▸ **Task objective**
Return all lines with the word "förmåga" in them.

▸ **Data provided**
_ _ _
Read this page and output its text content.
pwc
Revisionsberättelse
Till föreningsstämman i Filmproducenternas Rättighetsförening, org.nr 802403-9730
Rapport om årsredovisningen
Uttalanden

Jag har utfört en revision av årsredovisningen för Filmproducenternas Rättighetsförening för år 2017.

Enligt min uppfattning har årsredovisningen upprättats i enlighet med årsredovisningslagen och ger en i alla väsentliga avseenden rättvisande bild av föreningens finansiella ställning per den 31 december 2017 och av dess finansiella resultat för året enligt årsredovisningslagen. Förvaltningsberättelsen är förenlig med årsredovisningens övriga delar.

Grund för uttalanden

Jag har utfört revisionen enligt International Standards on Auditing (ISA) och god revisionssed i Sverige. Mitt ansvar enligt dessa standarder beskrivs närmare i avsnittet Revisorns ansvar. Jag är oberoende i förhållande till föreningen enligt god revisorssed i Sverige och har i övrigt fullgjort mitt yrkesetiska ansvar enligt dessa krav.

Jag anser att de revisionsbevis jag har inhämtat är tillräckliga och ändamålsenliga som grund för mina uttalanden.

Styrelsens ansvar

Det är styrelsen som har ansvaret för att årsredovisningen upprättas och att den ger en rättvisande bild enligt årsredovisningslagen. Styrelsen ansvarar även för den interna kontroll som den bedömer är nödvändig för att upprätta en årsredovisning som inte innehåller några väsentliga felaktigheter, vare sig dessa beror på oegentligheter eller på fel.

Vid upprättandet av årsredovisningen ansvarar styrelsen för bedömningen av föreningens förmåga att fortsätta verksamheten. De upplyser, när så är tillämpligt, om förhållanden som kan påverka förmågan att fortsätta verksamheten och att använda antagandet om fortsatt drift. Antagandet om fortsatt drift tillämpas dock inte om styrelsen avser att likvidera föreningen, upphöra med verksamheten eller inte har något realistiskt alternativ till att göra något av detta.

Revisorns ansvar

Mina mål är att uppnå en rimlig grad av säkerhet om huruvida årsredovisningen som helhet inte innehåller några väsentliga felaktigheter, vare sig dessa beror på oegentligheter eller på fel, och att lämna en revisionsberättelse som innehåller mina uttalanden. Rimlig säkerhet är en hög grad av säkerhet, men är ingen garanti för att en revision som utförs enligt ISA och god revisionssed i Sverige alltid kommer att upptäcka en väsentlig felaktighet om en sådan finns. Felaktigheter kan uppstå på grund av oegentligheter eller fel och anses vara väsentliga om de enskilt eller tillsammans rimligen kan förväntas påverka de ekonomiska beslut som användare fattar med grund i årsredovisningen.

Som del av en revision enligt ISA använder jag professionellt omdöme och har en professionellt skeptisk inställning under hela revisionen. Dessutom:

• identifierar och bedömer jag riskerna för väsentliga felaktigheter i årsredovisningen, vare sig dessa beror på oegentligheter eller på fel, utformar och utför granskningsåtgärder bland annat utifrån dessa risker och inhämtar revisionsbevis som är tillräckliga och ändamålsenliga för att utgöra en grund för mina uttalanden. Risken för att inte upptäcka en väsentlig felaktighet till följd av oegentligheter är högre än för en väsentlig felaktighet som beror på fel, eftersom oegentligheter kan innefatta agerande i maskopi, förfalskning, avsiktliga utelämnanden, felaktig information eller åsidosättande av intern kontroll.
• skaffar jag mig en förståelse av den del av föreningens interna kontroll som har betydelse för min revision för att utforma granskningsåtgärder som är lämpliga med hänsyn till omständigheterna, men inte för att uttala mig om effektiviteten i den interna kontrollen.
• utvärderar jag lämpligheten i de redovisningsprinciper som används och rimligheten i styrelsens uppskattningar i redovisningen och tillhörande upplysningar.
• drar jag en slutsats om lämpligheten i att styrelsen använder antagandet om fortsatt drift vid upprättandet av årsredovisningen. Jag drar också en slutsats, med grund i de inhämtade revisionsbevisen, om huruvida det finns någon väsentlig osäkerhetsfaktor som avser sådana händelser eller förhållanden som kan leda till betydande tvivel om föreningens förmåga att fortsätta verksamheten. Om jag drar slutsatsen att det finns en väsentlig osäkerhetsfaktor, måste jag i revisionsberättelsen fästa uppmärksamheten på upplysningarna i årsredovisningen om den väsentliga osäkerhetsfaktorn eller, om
_ _ _
▸ **Complete response**
Vid upprättandet av årsredovisningen ansvarar styrelsen för bedömningen av föreningens förmåga att fortsätta verksamheten. De upplyser, när så är tillämpligt, om förhållanden som kan påverka förmågan att fortsätta verksamheten och att använda antagandet om fortsatt drift. Antagandet om fortsatt drift tillämpas dock inte om styrelsen avser att likvidera föreningen, upphöra med verksamheten eller inte har något realistiskt alternativ till att göra något av detta.
• drar jag en slutsats om lämpligheten i att styrelsen använder antagandet om fortsatt drift vid upprättandet av årsredovisningen. Jag drar också en slutsats, med grund i de inhämtade revisionsbevisen, om huruvida det finns någon väsentlig osäkerhetsfaktor som avser sådana händelser eller förhållanden som kan leda till betydande tvivel om föreningens förmåga att fortsätta verksamheten. Om jag drar slutsatsen att det finns en väsentlig osäkerhetsfaktor, måste jag i revisionsberättelsen fästa uppmärksamheten på upplysningarna i årsredovisningen om den väsentliga osäkerhetsfaktorn eller, om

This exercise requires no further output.